**Stated goal:** Please revise the material from its first line through the line containing "- bid-price-label: 0.97332: [1597, 457, 1643, 471]", changing "price-axis-tick" to "price-scale-tick" and leaving everything else unchanged. Return only those lines.

**Given records:**
-- start --

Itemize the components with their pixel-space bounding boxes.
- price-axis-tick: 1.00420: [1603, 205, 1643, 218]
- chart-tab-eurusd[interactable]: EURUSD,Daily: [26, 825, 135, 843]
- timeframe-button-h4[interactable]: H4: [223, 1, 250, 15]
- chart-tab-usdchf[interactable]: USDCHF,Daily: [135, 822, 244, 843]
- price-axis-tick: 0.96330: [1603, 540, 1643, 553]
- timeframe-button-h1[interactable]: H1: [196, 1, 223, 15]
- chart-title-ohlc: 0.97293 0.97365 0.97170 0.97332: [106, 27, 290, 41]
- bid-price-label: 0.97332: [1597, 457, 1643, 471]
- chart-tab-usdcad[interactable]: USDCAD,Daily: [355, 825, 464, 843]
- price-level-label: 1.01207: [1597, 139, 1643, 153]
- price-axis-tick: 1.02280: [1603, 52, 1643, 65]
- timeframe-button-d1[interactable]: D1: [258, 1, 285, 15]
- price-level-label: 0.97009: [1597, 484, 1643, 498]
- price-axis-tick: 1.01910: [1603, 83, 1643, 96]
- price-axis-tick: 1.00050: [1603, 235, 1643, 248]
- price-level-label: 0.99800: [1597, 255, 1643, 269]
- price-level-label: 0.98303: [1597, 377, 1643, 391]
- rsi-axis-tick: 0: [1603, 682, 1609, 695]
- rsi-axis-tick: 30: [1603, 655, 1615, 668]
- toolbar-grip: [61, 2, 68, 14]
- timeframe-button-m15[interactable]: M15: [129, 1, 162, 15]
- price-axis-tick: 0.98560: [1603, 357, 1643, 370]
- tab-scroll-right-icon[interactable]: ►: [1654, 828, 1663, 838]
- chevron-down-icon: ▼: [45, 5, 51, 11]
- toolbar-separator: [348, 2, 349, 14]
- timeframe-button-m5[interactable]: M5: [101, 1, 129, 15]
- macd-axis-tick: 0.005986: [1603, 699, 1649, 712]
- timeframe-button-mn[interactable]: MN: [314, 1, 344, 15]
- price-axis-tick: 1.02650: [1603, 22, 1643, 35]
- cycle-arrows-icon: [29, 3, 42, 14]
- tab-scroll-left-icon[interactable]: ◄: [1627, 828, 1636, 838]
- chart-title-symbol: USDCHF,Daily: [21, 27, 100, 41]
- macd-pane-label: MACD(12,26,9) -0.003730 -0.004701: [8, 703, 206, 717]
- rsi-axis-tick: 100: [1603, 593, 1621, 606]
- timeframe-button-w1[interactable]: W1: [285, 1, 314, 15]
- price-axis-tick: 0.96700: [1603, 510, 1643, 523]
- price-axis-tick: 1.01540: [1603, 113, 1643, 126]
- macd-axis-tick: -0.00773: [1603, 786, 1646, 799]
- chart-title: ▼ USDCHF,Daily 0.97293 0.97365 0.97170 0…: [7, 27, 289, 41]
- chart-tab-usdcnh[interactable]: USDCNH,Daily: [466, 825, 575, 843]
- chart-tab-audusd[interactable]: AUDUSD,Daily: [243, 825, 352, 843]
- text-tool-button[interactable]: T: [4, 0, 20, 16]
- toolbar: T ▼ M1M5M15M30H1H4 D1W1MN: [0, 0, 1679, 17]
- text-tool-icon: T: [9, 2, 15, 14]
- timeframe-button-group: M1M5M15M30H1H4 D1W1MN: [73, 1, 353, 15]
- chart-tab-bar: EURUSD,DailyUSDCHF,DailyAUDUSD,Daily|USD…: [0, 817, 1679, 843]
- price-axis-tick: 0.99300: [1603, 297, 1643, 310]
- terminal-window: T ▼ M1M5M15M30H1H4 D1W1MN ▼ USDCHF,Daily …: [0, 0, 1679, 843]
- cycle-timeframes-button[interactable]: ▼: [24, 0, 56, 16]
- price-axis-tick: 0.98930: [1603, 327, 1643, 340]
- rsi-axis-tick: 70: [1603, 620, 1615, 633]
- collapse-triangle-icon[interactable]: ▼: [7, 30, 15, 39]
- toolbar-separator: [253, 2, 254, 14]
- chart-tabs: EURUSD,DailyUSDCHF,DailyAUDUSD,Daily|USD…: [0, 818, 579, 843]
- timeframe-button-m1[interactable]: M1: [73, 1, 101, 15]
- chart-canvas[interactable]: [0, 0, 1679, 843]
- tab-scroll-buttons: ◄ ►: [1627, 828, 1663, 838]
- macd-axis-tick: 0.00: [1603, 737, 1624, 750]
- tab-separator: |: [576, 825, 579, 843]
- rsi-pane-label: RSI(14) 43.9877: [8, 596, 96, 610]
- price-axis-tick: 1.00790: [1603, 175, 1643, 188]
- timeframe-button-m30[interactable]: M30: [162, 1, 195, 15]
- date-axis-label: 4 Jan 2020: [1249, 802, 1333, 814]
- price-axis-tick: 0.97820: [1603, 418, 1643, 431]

-- end --

**Solution to the exercise:**
Itemize the components with their pixel-space bounding boxes.
- price-scale-tick: 1.00420: [1603, 205, 1643, 218]
- chart-tab-eurusd[interactable]: EURUSD,Daily: [26, 825, 135, 843]
- timeframe-button-h4[interactable]: H4: [223, 1, 250, 15]
- chart-tab-usdchf[interactable]: USDCHF,Daily: [135, 822, 244, 843]
- price-scale-tick: 0.96330: [1603, 540, 1643, 553]
- timeframe-button-h1[interactable]: H1: [196, 1, 223, 15]
- chart-title-ohlc: 0.97293 0.97365 0.97170 0.97332: [106, 27, 290, 41]
- bid-price-label: 0.97332: [1597, 457, 1643, 471]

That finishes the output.